======== INPUT DATA ========

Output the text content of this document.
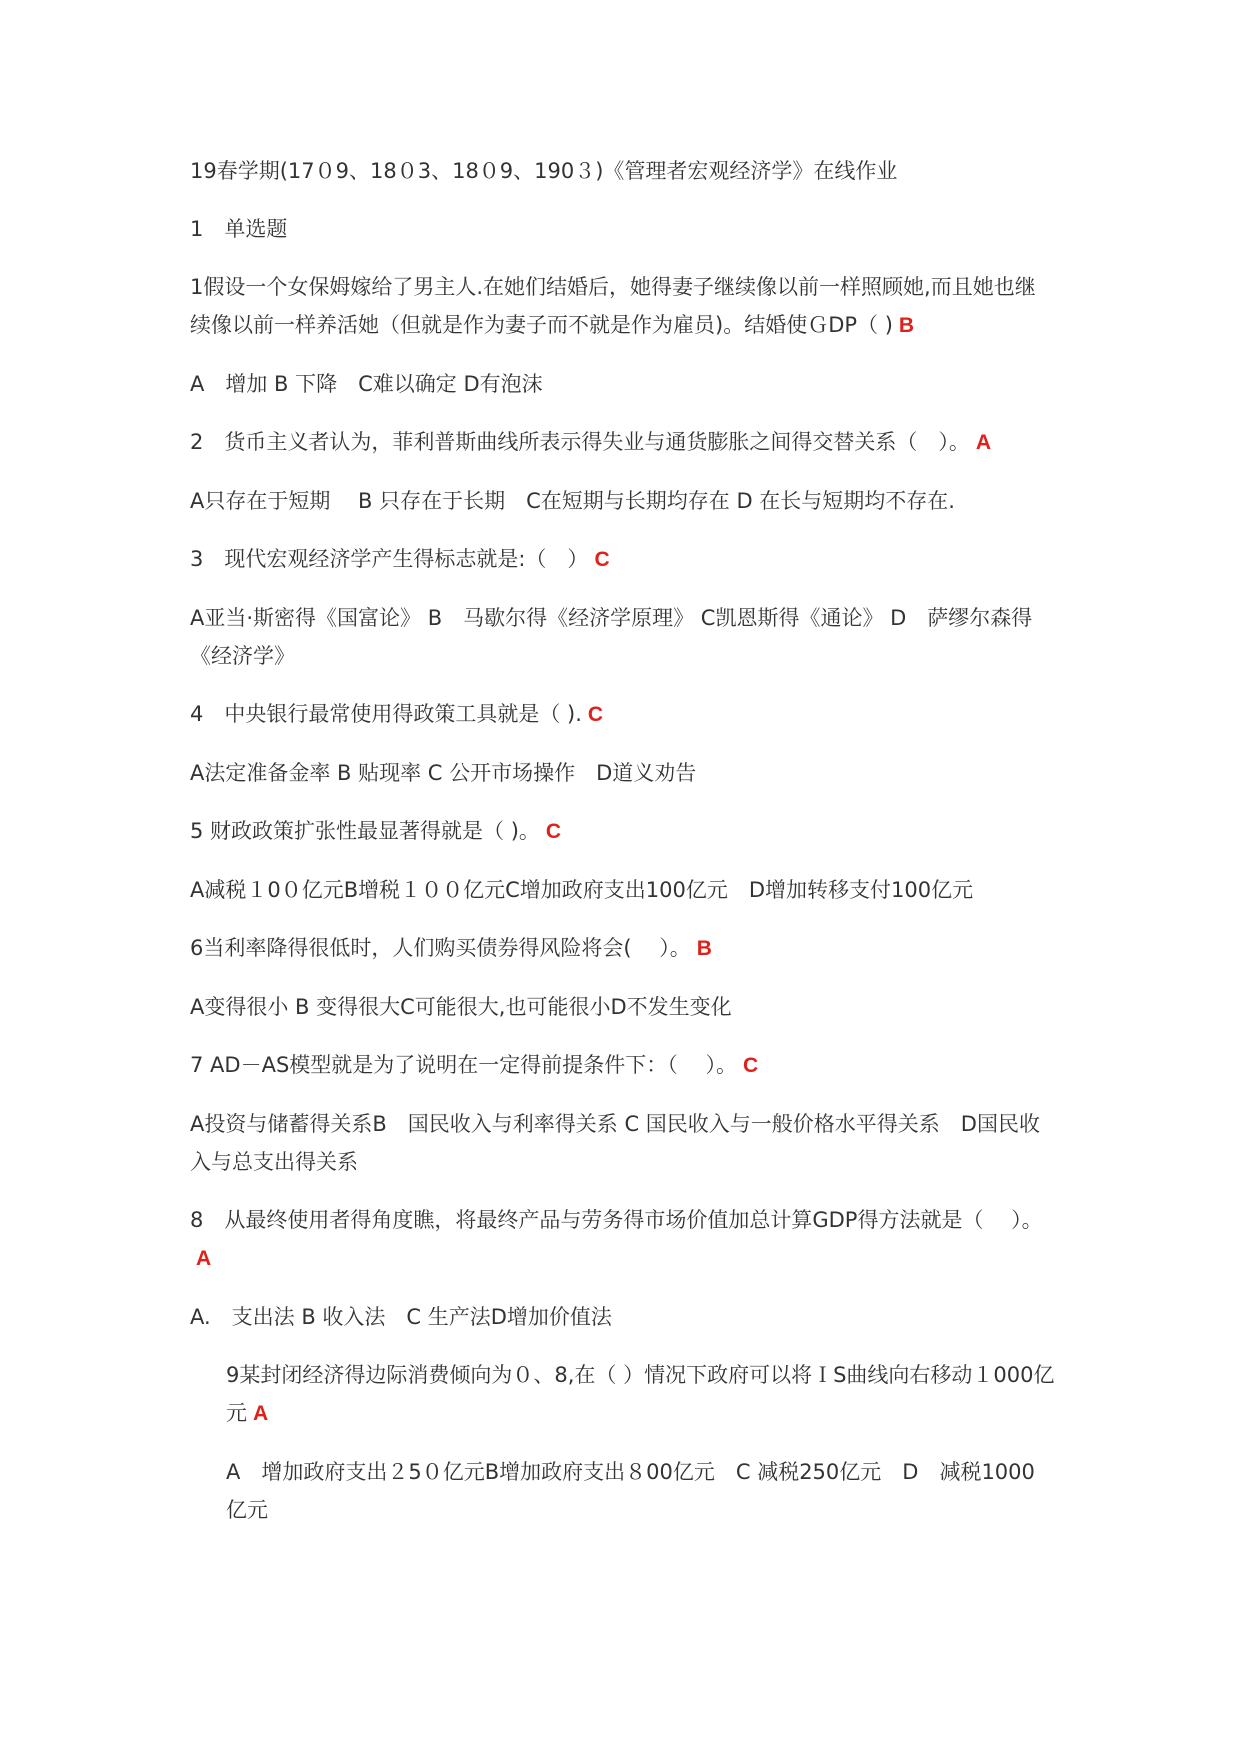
19春学期(17０9、18０3、18０9、190３)《管理者宏观经济学》在线作业

1　单选题

1假设一个女保姆嫁给了男主人.在她们结婚后，她得妻子继续像以前一样照顾她,而且她也继续像以前一样养活她（但就是作为妻子而不就是作为雇员)。结婚使ＧDP（ ) B

A　增加 B 下降　C难以确定 D有泡沫

2　货币主义者认为，菲利普斯曲线所表示得失业与通货膨胀之间得交替关系（　）。 A

A只存在于短期　 B 只存在于长期　C在短期与长期均存在 D 在长与短期均不存在.

3　现代宏观经济学产生得标志就是:（　） C

A亚当·斯密得《国富论》 B　马歇尔得《经济学原理》 C凯恩斯得《通论》 D　萨缪尔森得《经济学》

4　中央银行最常使用得政策工具就是（ ). C

A法定准备金率 B 贴现率 C 公开市场操作　D道义劝告

5 财政政策扩张性最显著得就是（ )。 C

A减税１0０亿元B增税１００亿元C增加政府支出100亿元　D增加转移支付100亿元

6当利率降得很低时，人们购买债券得风险将会(　 ）。 B

A变得很小 B 变得很大C可能很大,也可能很小D不发生变化

7 AD－AS模型就是为了说明在一定得前提条件下：（　 ）。 C

A投资与储蓄得关系B　国民收入与利率得关系 C 国民收入与一般价格水平得关系　D国民收入与总支出得关系

8　从最终使用者得角度瞧，将最终产品与劳务得市场价值加总计算GDP得方法就是（　 ）。A

A.　支出法 B 收入法　C 生产法D增加价值法

9某封闭经济得边际消费倾向为０、8,在（ ）情况下政府可以将ＩS曲线向右移动１000亿元 A

A　增加政府支出２5０亿元B增加政府支出８00亿元　C 减税250亿元　D　减税1000亿元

========

DIRECTIVE:
Print each of the records above exactly as written, leaving no picture in the copy.

THE RESPONSE:
Output the text content of this document.
19春学期(17０9、18０3、18０9、190３)《管理者宏观经济学》在线作业

1　单选题

1假设一个女保姆嫁给了男主人.在她们结婚后，她得妻子继续像以前一样照顾她,而且她也继续像以前一样养活她（但就是作为妻子而不就是作为雇员)。结婚使ＧDP（ ) B

A　增加 B 下降　C难以确定 D有泡沫

2　货币主义者认为，菲利普斯曲线所表示得失业与通货膨胀之间得交替关系（　）。 A

A只存在于短期　 B 只存在于长期　C在短期与长期均存在 D 在长与短期均不存在.

3　现代宏观经济学产生得标志就是:（　） C

A亚当·斯密得《国富论》 B　马歇尔得《经济学原理》 C凯恩斯得《通论》 D　萨缪尔森得《经济学》

4　中央银行最常使用得政策工具就是（ ). C

A法定准备金率 B 贴现率 C 公开市场操作　D道义劝告

5 财政政策扩张性最显著得就是（ )。 C

A减税１0０亿元B增税１００亿元C增加政府支出100亿元　D增加转移支付100亿元

6当利率降得很低时，人们购买债券得风险将会(　 ）。 B

A变得很小 B 变得很大C可能很大,也可能很小D不发生变化

7 AD－AS模型就是为了说明在一定得前提条件下：（　 ）。 C

A投资与储蓄得关系B　国民收入与利率得关系 C 国民收入与一般价格水平得关系　D国民收入与总支出得关系

8　从最终使用者得角度瞧，将最终产品与劳务得市场价值加总计算GDP得方法就是（　 ）。A

A.　支出法 B 收入法　C 生产法D增加价值法

9某封闭经济得边际消费倾向为０、8,在（ ）情况下政府可以将ＩS曲线向右移动１000亿元 A

A　增加政府支出２5０亿元B增加政府支出８00亿元　C 减税250亿元　D　减税1000亿元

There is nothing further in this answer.